# What the exercise asks:
Below is a listing; reproduce each line of it exactly.

# Listing:
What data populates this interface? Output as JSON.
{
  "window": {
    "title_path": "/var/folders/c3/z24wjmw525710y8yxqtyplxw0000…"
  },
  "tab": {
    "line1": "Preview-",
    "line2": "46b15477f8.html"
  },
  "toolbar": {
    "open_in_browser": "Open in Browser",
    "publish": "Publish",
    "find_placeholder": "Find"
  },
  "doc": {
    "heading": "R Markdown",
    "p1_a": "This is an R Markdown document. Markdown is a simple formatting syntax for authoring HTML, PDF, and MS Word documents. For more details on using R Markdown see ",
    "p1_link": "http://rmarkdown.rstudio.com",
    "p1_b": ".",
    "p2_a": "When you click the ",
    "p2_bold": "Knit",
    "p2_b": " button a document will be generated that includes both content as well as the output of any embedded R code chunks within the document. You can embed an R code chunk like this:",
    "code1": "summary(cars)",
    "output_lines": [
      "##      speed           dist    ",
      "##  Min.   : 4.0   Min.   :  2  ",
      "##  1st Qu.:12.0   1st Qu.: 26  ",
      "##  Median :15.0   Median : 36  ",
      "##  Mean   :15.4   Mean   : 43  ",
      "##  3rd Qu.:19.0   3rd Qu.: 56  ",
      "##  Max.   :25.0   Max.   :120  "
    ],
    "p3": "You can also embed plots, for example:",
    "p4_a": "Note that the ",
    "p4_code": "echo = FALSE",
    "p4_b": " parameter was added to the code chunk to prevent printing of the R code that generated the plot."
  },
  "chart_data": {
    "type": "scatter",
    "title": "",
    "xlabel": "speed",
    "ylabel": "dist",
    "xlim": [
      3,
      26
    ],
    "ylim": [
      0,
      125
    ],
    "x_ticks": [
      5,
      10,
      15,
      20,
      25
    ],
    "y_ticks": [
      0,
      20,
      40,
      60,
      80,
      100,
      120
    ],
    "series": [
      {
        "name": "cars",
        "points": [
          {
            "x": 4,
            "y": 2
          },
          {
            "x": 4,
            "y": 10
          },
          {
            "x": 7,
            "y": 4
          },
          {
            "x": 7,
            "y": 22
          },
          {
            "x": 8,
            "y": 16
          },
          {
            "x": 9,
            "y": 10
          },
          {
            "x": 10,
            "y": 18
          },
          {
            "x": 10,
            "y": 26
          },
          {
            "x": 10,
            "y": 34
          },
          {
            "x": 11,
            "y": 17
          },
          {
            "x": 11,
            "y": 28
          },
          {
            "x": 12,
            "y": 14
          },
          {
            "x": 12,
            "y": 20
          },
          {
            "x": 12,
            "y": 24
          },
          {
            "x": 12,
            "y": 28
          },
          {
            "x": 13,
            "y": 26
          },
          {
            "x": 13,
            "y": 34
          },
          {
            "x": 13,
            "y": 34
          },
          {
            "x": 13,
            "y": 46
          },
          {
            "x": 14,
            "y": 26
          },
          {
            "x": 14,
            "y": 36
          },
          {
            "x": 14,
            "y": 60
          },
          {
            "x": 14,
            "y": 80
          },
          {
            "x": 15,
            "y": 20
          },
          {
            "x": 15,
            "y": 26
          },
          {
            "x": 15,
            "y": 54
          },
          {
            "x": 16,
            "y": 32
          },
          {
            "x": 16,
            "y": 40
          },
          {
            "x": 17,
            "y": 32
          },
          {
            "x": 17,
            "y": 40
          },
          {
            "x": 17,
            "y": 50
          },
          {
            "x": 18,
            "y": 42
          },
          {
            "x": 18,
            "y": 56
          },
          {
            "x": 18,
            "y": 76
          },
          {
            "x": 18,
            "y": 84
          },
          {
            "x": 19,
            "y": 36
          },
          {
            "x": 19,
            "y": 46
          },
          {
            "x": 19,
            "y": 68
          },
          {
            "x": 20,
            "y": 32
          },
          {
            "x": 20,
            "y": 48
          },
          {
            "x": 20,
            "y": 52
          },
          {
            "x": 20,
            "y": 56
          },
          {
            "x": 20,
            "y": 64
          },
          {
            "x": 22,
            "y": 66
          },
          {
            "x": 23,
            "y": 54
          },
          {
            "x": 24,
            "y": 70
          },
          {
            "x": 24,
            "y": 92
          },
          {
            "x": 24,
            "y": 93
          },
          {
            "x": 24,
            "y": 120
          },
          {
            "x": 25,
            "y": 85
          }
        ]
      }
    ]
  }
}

# Reply:
What data populates this interface? Output as JSON.
{
  "window": {
    "title_path": "/var/folders/c3/z24wjmw525710y8yxqtyplxw0000…"
  },
  "tab": {
    "line1": "Preview-",
    "line2": "46b15477f8.html"
  },
  "toolbar": {
    "open_in_browser": "Open in Browser",
    "publish": "Publish",
    "find_placeholder": "Find"
  },
  "doc": {
    "heading": "R Markdown",
    "p1_a": "This is an R Markdown document. Markdown is a simple formatting syntax for authoring HTML, PDF, and MS Word documents. For more details on using R Markdown see ",
    "p1_link": "http://rmarkdown.rstudio.com",
    "p1_b": ".",
    "p2_a": "When you click the ",
    "p2_bold": "Knit",
    "p2_b": " button a document will be generated that includes both content as well as the output of any embedded R code chunks within the document. You can embed an R code chunk like this:",
    "code1": "summary(cars)",
    "output_lines": [
      "##      speed           dist    ",
      "##  Min.   : 4.0   Min.   :  2  ",
      "##  1st Qu.:12.0   1st Qu.: 26  ",
      "##  Median :15.0   Median : 36  ",
      "##  Mean   :15.4   Mean   : 43  ",
      "##  3rd Qu.:19.0   3rd Qu.: 56  ",
      "##  Max.   :25.0   Max.   :120  "
    ],
    "p3": "You can also embed plots, for example:",
    "p4_a": "Note that the ",
    "p4_code": "echo = FALSE",
    "p4_b": " parameter was added to the code chunk to prevent printing of the R code that generated the plot."
  },
  "chart_data": {
    "type": "scatter",
    "title": "",
    "xlabel": "speed",
    "ylabel": "dist",
    "xlim": [
      3,
      26
    ],
    "ylim": [
      0,
      125
    ],
    "x_ticks": [
      5,
      10,
      15,
      20,
      25
    ],
    "y_ticks": [
      0,
      20,
      40,
      60,
      80,
      100,
      120
    ],
    "series": [
      {
        "name": "cars",
        "points": [
          {
            "x": 4,
            "y": 2
          },
          {
            "x": 4,
            "y": 10
          },
          {
            "x": 7,
            "y": 4
          },
          {
            "x": 7,
            "y": 22
          },
          {
            "x": 8,
            "y": 16
          },
          {
            "x": 9,
            "y": 10
          },
          {
            "x": 10,
            "y": 18
          },
          {
            "x": 10,
            "y": 26
          },
          {
            "x": 10,
            "y": 34
          },
          {
            "x": 11,
            "y": 17
          },
          {
            "x": 11,
            "y": 28
          },
          {
            "x": 12,
            "y": 14
          },
          {
            "x": 12,
            "y": 20
          },
          {
            "x": 12,
            "y": 24
          },
          {
            "x": 12,
            "y": 28
          },
          {
            "x": 13,
            "y": 26
          },
          {
            "x": 13,
            "y": 34
          },
          {
            "x": 13,
            "y": 34
          },
          {
            "x": 13,
            "y": 46
          },
          {
            "x": 14,
            "y": 26
          },
          {
            "x": 14,
            "y": 36
          },
          {
            "x": 14,
            "y": 60
          },
          {
            "x": 14,
            "y": 80
          },
          {
            "x": 15,
            "y": 20
          },
          {
            "x": 15,
            "y": 26
          },
          {
            "x": 15,
            "y": 54
          },
          {
            "x": 16,
            "y": 32
          },
          {
            "x": 16,
            "y": 40
          },
          {
            "x": 17,
            "y": 32
          },
          {
            "x": 17,
            "y": 40
          },
          {
            "x": 17,
            "y": 50
          },
          {
            "x": 18,
            "y": 42
          },
          {
            "x": 18,
            "y": 56
          },
          {
            "x": 18,
            "y": 76
          },
          {
            "x": 18,
            "y": 84
          },
          {
            "x": 19,
            "y": 36
          },
          {
            "x": 19,
            "y": 46
          },
          {
            "x": 19,
            "y": 68
          },
          {
            "x": 20,
            "y": 32
          },
          {
            "x": 20,
            "y": 48
          },
          {
            "x": 20,
            "y": 52
          },
          {
            "x": 20,
            "y": 56
          },
          {
            "x": 20,
            "y": 64
          },
          {
            "x": 22,
            "y": 66
          },
          {
            "x": 23,
            "y": 54
          },
          {
            "x": 24,
            "y": 70
          },
          {
            "x": 24,
            "y": 92
          },
          {
            "x": 24,
            "y": 93
          },
          {
            "x": 24,
            "y": 120
          },
          {
            "x": 25,
            "y": 85
          }
        ]
      }
    ]
  }
}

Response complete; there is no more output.